* Begin *

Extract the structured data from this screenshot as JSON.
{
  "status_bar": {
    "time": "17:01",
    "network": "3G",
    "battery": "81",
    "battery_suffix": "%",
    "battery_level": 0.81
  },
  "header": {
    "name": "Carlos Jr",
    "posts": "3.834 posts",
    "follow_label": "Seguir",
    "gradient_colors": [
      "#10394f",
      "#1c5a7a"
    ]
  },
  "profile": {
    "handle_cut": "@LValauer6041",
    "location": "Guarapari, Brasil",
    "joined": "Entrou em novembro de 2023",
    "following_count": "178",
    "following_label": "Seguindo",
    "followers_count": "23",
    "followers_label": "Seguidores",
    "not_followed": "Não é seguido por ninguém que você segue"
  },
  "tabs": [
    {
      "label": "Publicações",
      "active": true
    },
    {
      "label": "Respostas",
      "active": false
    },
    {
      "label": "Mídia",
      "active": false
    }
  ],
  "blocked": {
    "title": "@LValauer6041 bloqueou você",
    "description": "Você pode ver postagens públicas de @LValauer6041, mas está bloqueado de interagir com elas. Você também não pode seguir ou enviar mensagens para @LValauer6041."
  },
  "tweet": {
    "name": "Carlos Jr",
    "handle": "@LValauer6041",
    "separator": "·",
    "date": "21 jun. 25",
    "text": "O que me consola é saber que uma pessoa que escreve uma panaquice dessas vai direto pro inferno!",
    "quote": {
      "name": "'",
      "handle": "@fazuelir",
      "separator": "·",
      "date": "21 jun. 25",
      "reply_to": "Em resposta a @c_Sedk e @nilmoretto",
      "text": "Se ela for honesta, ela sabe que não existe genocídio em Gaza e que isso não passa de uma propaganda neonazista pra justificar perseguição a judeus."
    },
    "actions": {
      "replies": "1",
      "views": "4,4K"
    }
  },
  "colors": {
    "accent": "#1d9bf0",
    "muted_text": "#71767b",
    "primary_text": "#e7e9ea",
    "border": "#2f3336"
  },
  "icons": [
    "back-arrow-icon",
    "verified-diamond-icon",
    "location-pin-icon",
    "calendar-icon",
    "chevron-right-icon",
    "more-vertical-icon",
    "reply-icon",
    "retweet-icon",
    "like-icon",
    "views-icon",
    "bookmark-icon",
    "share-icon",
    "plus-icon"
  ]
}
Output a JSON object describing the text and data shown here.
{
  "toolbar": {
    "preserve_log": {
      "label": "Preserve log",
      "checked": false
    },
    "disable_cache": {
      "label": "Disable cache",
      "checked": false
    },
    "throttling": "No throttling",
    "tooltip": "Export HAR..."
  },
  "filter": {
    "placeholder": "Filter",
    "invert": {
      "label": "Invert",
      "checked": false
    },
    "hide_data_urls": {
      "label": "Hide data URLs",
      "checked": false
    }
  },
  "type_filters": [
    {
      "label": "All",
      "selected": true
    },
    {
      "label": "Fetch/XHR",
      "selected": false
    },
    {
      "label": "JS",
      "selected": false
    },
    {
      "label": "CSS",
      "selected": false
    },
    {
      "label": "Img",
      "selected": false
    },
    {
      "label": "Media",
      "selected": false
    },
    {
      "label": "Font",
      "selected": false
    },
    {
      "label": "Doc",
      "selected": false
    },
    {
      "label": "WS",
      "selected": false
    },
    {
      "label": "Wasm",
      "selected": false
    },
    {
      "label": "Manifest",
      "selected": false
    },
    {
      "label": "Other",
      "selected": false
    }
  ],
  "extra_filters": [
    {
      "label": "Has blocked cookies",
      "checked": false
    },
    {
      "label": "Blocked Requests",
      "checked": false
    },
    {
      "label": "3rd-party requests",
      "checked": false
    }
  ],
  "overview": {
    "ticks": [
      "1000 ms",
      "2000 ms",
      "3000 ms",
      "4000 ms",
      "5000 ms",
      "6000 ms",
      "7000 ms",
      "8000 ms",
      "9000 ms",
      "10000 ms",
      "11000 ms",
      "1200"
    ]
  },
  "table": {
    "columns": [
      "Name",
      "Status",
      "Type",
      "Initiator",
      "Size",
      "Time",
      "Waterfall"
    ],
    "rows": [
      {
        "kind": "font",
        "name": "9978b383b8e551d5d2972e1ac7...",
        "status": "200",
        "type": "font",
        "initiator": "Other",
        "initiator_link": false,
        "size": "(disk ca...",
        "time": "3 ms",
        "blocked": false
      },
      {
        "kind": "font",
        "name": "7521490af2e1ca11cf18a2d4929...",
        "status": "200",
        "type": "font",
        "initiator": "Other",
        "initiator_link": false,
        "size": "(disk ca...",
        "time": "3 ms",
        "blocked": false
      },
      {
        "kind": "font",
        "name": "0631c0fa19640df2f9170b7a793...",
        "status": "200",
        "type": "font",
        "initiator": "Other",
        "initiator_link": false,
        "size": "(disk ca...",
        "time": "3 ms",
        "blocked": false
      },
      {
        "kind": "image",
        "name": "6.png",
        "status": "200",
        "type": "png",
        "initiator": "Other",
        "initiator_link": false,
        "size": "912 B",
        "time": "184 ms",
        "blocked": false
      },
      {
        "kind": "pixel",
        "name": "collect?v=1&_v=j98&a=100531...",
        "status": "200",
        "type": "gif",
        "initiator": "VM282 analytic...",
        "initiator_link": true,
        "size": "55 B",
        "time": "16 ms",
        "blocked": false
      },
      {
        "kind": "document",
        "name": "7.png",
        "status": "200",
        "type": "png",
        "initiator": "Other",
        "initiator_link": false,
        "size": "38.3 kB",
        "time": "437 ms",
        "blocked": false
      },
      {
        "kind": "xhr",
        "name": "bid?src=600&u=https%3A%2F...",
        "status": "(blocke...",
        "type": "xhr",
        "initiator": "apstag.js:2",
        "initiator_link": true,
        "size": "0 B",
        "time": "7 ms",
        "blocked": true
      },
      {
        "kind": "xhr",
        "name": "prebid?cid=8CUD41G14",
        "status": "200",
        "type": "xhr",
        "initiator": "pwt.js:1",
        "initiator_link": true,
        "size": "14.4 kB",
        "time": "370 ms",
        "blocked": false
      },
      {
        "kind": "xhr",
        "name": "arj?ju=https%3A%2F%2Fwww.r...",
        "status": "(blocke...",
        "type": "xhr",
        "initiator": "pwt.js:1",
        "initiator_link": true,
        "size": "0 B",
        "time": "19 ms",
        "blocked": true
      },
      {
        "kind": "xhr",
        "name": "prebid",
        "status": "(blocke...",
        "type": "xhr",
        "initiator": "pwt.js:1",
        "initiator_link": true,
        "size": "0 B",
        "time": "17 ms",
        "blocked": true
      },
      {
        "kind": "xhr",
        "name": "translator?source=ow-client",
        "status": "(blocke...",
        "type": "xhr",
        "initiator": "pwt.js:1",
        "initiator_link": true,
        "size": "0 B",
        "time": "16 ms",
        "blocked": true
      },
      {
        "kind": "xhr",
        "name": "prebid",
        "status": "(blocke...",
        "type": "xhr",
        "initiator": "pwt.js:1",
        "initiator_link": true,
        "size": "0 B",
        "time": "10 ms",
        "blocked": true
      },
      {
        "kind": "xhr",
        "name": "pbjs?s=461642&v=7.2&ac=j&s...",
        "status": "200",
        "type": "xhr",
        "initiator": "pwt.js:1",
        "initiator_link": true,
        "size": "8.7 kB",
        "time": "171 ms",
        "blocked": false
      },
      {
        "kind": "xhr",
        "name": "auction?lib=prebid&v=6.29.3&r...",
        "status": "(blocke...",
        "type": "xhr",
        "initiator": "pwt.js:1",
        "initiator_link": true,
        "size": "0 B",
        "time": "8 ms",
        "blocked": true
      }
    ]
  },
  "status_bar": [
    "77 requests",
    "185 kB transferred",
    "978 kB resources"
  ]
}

* End *

Requirement: Extract lines where the string "https" occurs.

Answer to the problem:
        "name": "bid?src=600&u=https%3A%2F...",
        "name": "arj?ju=https%3A%2F%2Fwww.r...",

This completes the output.